» **Exercise directions**: Rewrite all of the material below as a numbered list, leaving out any blank lines.

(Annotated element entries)
= = =

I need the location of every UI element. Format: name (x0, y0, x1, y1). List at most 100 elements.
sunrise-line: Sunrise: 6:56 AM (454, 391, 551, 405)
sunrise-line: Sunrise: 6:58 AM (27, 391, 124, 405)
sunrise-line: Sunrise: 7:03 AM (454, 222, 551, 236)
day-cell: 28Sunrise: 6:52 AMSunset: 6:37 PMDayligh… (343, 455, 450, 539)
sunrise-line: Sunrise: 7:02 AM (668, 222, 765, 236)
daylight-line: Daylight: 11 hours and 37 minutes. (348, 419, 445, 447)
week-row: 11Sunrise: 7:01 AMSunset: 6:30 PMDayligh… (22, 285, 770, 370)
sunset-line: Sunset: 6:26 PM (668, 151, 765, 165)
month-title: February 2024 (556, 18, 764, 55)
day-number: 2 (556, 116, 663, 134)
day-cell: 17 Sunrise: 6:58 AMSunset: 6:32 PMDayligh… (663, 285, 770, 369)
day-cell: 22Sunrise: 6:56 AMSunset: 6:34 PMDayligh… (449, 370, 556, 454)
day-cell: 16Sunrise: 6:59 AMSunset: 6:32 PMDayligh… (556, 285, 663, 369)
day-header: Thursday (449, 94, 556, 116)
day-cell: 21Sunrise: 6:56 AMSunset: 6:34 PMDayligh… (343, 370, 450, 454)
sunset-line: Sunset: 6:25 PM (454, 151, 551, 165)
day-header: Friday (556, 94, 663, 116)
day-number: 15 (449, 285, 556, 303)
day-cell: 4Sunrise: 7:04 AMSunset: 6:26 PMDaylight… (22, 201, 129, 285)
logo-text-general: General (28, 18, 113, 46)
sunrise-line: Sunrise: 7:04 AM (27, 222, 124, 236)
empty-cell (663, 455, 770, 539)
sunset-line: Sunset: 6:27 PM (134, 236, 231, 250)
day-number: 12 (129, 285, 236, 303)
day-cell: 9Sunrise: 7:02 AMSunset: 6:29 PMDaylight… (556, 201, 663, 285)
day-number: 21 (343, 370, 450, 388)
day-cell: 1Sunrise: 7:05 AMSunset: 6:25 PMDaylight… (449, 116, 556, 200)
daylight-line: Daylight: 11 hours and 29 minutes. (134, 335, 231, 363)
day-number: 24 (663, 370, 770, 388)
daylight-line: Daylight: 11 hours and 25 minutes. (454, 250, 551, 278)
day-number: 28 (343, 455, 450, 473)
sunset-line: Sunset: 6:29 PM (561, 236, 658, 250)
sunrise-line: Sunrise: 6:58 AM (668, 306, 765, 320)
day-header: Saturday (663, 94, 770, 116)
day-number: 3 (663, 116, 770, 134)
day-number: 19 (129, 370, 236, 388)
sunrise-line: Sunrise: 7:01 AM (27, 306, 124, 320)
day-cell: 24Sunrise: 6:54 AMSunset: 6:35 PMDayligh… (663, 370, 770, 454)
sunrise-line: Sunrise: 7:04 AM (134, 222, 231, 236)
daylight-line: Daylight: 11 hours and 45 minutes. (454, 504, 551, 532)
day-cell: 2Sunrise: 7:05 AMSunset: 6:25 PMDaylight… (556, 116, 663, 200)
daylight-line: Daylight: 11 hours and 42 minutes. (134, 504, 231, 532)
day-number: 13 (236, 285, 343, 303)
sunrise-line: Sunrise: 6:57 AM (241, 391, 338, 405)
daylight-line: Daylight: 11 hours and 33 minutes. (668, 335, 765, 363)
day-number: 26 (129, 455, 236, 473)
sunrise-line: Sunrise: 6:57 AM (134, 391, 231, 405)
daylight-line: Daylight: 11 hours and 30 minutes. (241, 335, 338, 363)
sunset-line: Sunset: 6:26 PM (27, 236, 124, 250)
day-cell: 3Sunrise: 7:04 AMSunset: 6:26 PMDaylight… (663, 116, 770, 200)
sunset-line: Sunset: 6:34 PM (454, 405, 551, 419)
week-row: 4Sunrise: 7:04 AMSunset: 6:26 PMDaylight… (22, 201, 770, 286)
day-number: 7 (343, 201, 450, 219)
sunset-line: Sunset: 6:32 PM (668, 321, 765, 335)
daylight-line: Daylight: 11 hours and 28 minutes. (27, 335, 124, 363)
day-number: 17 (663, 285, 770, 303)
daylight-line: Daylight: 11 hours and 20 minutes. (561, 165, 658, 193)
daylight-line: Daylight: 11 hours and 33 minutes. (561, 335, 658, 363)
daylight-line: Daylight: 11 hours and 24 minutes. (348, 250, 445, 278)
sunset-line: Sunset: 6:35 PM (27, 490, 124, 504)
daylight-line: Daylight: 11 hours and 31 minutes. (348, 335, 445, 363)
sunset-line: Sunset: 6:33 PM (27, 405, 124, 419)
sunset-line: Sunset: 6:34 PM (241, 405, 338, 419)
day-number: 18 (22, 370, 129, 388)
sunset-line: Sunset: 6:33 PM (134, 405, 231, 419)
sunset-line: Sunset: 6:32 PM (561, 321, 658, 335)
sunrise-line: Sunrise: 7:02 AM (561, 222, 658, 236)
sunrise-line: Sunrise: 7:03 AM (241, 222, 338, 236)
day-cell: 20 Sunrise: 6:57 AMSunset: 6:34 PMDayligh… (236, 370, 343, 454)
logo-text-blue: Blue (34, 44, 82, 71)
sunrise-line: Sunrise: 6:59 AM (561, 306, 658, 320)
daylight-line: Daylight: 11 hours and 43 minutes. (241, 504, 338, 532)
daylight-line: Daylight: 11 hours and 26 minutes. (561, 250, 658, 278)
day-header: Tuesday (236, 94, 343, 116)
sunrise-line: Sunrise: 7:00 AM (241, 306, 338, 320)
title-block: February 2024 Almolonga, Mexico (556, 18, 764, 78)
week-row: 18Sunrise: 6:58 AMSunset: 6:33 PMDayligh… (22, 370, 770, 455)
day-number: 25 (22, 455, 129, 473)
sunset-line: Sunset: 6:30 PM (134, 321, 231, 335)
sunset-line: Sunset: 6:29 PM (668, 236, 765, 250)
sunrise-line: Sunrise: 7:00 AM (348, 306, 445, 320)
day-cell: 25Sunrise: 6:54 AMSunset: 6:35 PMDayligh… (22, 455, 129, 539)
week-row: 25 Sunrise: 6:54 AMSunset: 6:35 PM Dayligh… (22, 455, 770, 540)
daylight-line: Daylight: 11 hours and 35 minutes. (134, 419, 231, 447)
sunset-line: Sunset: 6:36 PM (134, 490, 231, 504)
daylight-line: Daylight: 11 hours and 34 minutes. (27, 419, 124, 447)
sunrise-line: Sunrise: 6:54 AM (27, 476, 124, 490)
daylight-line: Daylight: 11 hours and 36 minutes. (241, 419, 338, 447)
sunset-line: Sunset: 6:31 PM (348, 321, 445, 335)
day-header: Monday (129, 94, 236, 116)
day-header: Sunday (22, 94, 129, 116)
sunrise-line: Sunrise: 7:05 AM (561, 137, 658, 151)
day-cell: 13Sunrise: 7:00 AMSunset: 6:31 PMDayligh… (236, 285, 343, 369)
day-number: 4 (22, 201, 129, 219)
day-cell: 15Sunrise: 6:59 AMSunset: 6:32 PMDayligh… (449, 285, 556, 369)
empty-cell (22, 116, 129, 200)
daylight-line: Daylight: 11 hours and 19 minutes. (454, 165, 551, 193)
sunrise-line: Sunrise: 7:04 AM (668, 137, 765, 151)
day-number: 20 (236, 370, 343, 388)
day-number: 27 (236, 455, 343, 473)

= = =

» **Solution for this task**:
1. I need the location of every UI element. Format: name (x0, y0, x1, y1). List at most 100 elements.
2. sunrise-line: Sunrise: 6:56 AM (454, 391, 551, 405)
3. sunrise-line: Sunrise: 6:58 AM (27, 391, 124, 405)
4. sunrise-line: Sunrise: 7:03 AM (454, 222, 551, 236)
5. day-cell: 28Sunrise: 6:52 AMSunset: 6:37 PMDayligh… (343, 455, 450, 539)
6. sunrise-line: Sunrise: 7:02 AM (668, 222, 765, 236)
7. daylight-line: Daylight: 11 hours and 37 minutes. (348, 419, 445, 447)
8. week-row: 11Sunrise: 7:01 AMSunset: 6:30 PMDayligh… (22, 285, 770, 370)
9. sunset-line: Sunset: 6:26 PM (668, 151, 765, 165)
10. month-title: February 2024 (556, 18, 764, 55)
11. day-number: 2 (556, 116, 663, 134)
12. day-cell: 17 Sunrise: 6:58 AMSunset: 6:32 PMDayligh… (663, 285, 770, 369)
13. day-cell: 22Sunrise: 6:56 AMSunset: 6:34 PMDayligh… (449, 370, 556, 454)
14. day-cell: 16Sunrise: 6:59 AMSunset: 6:32 PMDayligh… (556, 285, 663, 369)
15. day-header: Thursday (449, 94, 556, 116)
16. day-cell: 21Sunrise: 6:56 AMSunset: 6:34 PMDayligh… (343, 370, 450, 454)
17. sunset-line: Sunset: 6:25 PM (454, 151, 551, 165)
18. day-header: Friday (556, 94, 663, 116)
19. day-number: 15 (449, 285, 556, 303)
20. day-cell: 4Sunrise: 7:04 AMSunset: 6:26 PMDaylight… (22, 201, 129, 285)
21. logo-text-general: General (28, 18, 113, 46)
22. sunrise-line: Sunrise: 7:04 AM (27, 222, 124, 236)
23. empty-cell (663, 455, 770, 539)
24. sunset-line: Sunset: 6:27 PM (134, 236, 231, 250)
25. day-number: 12 (129, 285, 236, 303)
26. day-cell: 9Sunrise: 7:02 AMSunset: 6:29 PMDaylight… (556, 201, 663, 285)
27. day-number: 21 (343, 370, 450, 388)
28. day-cell: 1Sunrise: 7:05 AMSunset: 6:25 PMDaylight… (449, 116, 556, 200)
29. daylight-line: Daylight: 11 hours and 29 minutes. (134, 335, 231, 363)
30. day-number: 24 (663, 370, 770, 388)
31. daylight-line: Daylight: 11 hours and 25 minutes. (454, 250, 551, 278)
32. day-number: 28 (343, 455, 450, 473)
33. sunset-line: Sunset: 6:29 PM (561, 236, 658, 250)
34. sunrise-line: Sunrise: 6:58 AM (668, 306, 765, 320)
35. day-header: Saturday (663, 94, 770, 116)
36. day-number: 3 (663, 116, 770, 134)
37. day-number: 19 (129, 370, 236, 388)
38. sunrise-line: Sunrise: 7:01 AM (27, 306, 124, 320)
39. day-cell: 24Sunrise: 6:54 AMSunset: 6:35 PMDayligh… (663, 370, 770, 454)
40. sunrise-line: Sunrise: 7:04 AM (134, 222, 231, 236)
41. daylight-line: Daylight: 11 hours and 45 minutes. (454, 504, 551, 532)
42. day-cell: 2Sunrise: 7:05 AMSunset: 6:25 PMDaylight… (556, 116, 663, 200)
43. daylight-line: Daylight: 11 hours and 42 minutes. (134, 504, 231, 532)
44. day-number: 13 (236, 285, 343, 303)
45. sunrise-line: Sunrise: 6:57 AM (241, 391, 338, 405)
46. daylight-line: Daylight: 11 hours and 33 minutes. (668, 335, 765, 363)
47. day-number: 26 (129, 455, 236, 473)
48. sunrise-line: Sunrise: 6:57 AM (134, 391, 231, 405)
49. daylight-line: Daylight: 11 hours and 30 minutes. (241, 335, 338, 363)
50. sunset-line: Sunset: 6:26 PM (27, 236, 124, 250)
51. day-cell: 3Sunrise: 7:04 AMSunset: 6:26 PMDaylight… (663, 116, 770, 200)
52. sunset-line: Sunset: 6:34 PM (454, 405, 551, 419)
53. week-row: 4Sunrise: 7:04 AMSunset: 6:26 PMDaylight… (22, 201, 770, 286)
54. day-number: 7 (343, 201, 450, 219)
55. sunset-line: Sunset: 6:32 PM (668, 321, 765, 335)
56. daylight-line: Daylight: 11 hours and 28 minutes. (27, 335, 124, 363)
57. day-number: 17 (663, 285, 770, 303)
58. daylight-line: Daylight: 11 hours and 20 minutes. (561, 165, 658, 193)
59. daylight-line: Daylight: 11 hours and 33 minutes. (561, 335, 658, 363)
60. daylight-line: Daylight: 11 hours and 24 minutes. (348, 250, 445, 278)
61. sunset-line: Sunset: 6:35 PM (27, 490, 124, 504)
62. daylight-line: Daylight: 11 hours and 31 minutes. (348, 335, 445, 363)
63. sunset-line: Sunset: 6:33 PM (27, 405, 124, 419)
64. sunset-line: Sunset: 6:34 PM (241, 405, 338, 419)
65. day-number: 18 (22, 370, 129, 388)
66. sunset-line: Sunset: 6:33 PM (134, 405, 231, 419)
67. sunset-line: Sunset: 6:32 PM (561, 321, 658, 335)
68. sunrise-line: Sunrise: 7:02 AM (561, 222, 658, 236)
69. sunrise-line: Sunrise: 7:03 AM (241, 222, 338, 236)
70. day-cell: 20 Sunrise: 6:57 AMSunset: 6:34 PMDayligh… (236, 370, 343, 454)
71. logo-text-blue: Blue (34, 44, 82, 71)
72. sunrise-line: Sunrise: 6:59 AM (561, 306, 658, 320)
73. daylight-line: Daylight: 11 hours and 43 minutes. (241, 504, 338, 532)
74. daylight-line: Daylight: 11 hours and 26 minutes. (561, 250, 658, 278)
75. day-header: Tuesday (236, 94, 343, 116)
76. sunrise-line: Sunrise: 7:00 AM (241, 306, 338, 320)
77. title-block: February 2024 Almolonga, Mexico (556, 18, 764, 78)
78. week-row: 18Sunrise: 6:58 AMSunset: 6:33 PMDayligh… (22, 370, 770, 455)
79. day-number: 25 (22, 455, 129, 473)
80. sunset-line: Sunset: 6:30 PM (134, 321, 231, 335)
81. sunset-line: Sunset: 6:29 PM (668, 236, 765, 250)
82. sunrise-line: Sunrise: 7:00 AM (348, 306, 445, 320)
83. day-cell: 25Sunrise: 6:54 AMSunset: 6:35 PMDayligh… (22, 455, 129, 539)
84. week-row: 25 Sunrise: 6:54 AMSunset: 6:35 PM Dayligh… (22, 455, 770, 540)
85. daylight-line: Daylight: 11 hours and 35 minutes. (134, 419, 231, 447)
86. sunset-line: Sunset: 6:36 PM (134, 490, 231, 504)
87. daylight-line: Daylight: 11 hours and 34 minutes. (27, 419, 124, 447)
88. sunrise-line: Sunrise: 6:54 AM (27, 476, 124, 490)
89. daylight-line: Daylight: 11 hours and 36 minutes. (241, 419, 338, 447)
90. sunset-line: Sunset: 6:31 PM (348, 321, 445, 335)
91. day-header: Monday (129, 94, 236, 116)
92. day-header: Sunday (22, 94, 129, 116)
93. sunrise-line: Sunrise: 7:05 AM (561, 137, 658, 151)
94. day-cell: 13Sunrise: 7:00 AMSunset: 6:31 PMDayligh… (236, 285, 343, 369)
95. day-number: 4 (22, 201, 129, 219)
96. day-cell: 15Sunrise: 6:59 AMSunset: 6:32 PMDayligh… (449, 285, 556, 369)
97. empty-cell (22, 116, 129, 200)
98. daylight-line: Daylight: 11 hours and 19 minutes. (454, 165, 551, 193)
99. sunrise-line: Sunrise: 7:04 AM (668, 137, 765, 151)
100. day-number: 20 (236, 370, 343, 388)
101. day-number: 27 (236, 455, 343, 473)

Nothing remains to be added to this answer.